EXTRACTED DATA>
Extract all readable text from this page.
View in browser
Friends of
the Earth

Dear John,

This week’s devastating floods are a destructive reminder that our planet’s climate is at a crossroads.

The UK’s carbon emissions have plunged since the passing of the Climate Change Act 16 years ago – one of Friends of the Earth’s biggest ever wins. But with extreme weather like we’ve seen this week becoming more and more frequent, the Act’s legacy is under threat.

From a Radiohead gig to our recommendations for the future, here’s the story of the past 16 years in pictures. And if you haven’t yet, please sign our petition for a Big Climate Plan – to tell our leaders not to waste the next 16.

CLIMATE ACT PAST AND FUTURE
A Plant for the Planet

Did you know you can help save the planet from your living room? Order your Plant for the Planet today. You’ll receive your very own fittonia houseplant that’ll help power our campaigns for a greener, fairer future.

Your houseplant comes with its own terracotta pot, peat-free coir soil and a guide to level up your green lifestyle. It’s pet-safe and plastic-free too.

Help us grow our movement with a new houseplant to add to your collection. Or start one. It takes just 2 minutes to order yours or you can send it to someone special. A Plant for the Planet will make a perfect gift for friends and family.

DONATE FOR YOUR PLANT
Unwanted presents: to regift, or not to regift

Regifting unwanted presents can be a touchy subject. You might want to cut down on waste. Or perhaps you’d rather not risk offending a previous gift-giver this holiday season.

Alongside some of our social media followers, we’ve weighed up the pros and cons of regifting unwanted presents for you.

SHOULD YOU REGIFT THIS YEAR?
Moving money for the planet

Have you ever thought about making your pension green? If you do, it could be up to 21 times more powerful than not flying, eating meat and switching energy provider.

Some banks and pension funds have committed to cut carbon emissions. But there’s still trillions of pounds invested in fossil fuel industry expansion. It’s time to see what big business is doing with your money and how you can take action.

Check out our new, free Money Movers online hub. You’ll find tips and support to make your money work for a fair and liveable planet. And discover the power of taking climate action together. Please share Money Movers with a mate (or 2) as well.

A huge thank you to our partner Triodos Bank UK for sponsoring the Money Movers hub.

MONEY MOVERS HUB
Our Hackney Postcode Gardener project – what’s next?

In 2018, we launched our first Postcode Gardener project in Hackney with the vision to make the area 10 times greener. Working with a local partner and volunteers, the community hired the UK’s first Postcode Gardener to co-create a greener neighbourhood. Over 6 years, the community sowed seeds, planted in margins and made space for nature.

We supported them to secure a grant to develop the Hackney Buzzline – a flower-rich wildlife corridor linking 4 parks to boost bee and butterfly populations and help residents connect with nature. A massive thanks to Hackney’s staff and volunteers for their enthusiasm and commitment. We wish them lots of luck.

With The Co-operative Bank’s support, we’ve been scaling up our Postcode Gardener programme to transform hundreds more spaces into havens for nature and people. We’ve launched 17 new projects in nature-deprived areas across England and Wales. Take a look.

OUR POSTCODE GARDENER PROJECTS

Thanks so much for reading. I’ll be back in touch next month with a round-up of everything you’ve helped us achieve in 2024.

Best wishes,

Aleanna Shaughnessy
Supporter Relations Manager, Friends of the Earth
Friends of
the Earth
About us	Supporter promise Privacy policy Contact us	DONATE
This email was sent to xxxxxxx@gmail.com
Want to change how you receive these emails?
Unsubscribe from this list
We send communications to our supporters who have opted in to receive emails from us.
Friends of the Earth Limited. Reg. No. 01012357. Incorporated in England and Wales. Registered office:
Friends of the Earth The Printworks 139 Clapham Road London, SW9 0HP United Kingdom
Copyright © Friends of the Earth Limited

PROBLEM REQUIREMENTS>
The records above must be repeated exactly, every one of them.

RESPONSE BELOW>
Extract all readable text from this page.
View in browser
Friends of
the Earth

Dear John,

This week’s devastating floods are a destructive reminder that our planet’s climate is at a crossroads.

The UK’s carbon emissions have plunged since the passing of the Climate Change Act 16 years ago – one of Friends of the Earth’s biggest ever wins. But with extreme weather like we’ve seen this week becoming more and more frequent, the Act’s legacy is under threat.

From a Radiohead gig to our recommendations for the future, here’s the story of the past 16 years in pictures. And if you haven’t yet, please sign our petition for a Big Climate Plan – to tell our leaders not to waste the next 16.

CLIMATE ACT PAST AND FUTURE
A Plant for the Planet

Did you know you can help save the planet from your living room? Order your Plant for the Planet today. You’ll receive your very own fittonia houseplant that’ll help power our campaigns for a greener, fairer future.

Your houseplant comes with its own terracotta pot, peat-free coir soil and a guide to level up your green lifestyle. It’s pet-safe and plastic-free too.

Help us grow our movement with a new houseplant to add to your collection. Or start one. It takes just 2 minutes to order yours or you can send it to someone special. A Plant for the Planet will make a perfect gift for friends and family.

DONATE FOR YOUR PLANT
Unwanted presents: to regift, or not to regift

Regifting unwanted presents can be a touchy subject. You might want to cut down on waste. Or perhaps you’d rather not risk offending a previous gift-giver this holiday season.

Alongside some of our social media followers, we’ve weighed up the pros and cons of regifting unwanted presents for you.

SHOULD YOU REGIFT THIS YEAR?
Moving money for the planet

Have you ever thought about making your pension green? If you do, it could be up to 21 times more powerful than not flying, eating meat and switching energy provider.

Some banks and pension funds have committed to cut carbon emissions. But there’s still trillions of pounds invested in fossil fuel industry expansion. It’s time to see what big business is doing with your money and how you can take action.

Check out our new, free Money Movers online hub. You’ll find tips and support to make your money work for a fair and liveable planet. And discover the power of taking climate action together. Please share Money Movers with a mate (or 2) as well.

A huge thank you to our partner Triodos Bank UK for sponsoring the Money Movers hub.

MONEY MOVERS HUB
Our Hackney Postcode Gardener project – what’s next?

In 2018, we launched our first Postcode Gardener project in Hackney with the vision to make the area 10 times greener. Working with a local partner and volunteers, the community hired the UK’s first Postcode Gardener to co-create a greener neighbourhood. Over 6 years, the community sowed seeds, planted in margins and made space for nature.

We supported them to secure a grant to develop the Hackney Buzzline – a flower-rich wildlife corridor linking 4 parks to boost bee and butterfly populations and help residents connect with nature. A massive thanks to Hackney’s staff and volunteers for their enthusiasm and commitment. We wish them lots of luck.

With The Co-operative Bank’s support, we’ve been scaling up our Postcode Gardener programme to transform hundreds more spaces into havens for nature and people. We’ve launched 17 new projects in nature-deprived areas across England and Wales. Take a look.

OUR POSTCODE GARDENER PROJECTS

Thanks so much for reading. I’ll be back in touch next month with a round-up of everything you’ve helped us achieve in 2024.

Best wishes,

Aleanna Shaughnessy
Supporter Relations Manager, Friends of the Earth
Friends of
the Earth
About us	Supporter promise Privacy policy Contact us	DONATE
This email was sent to xxxxxxx@gmail.com
Want to change how you receive these emails?
Unsubscribe from this list
We send communications to our supporters who have opted in to receive emails from us.
Friends of the Earth Limited. Reg. No. 01012357. Incorporated in England and Wales. Registered office:
Friends of the Earth The Printworks 139 Clapham Road London, SW9 0HP United Kingdom
Copyright © Friends of the Earth Limited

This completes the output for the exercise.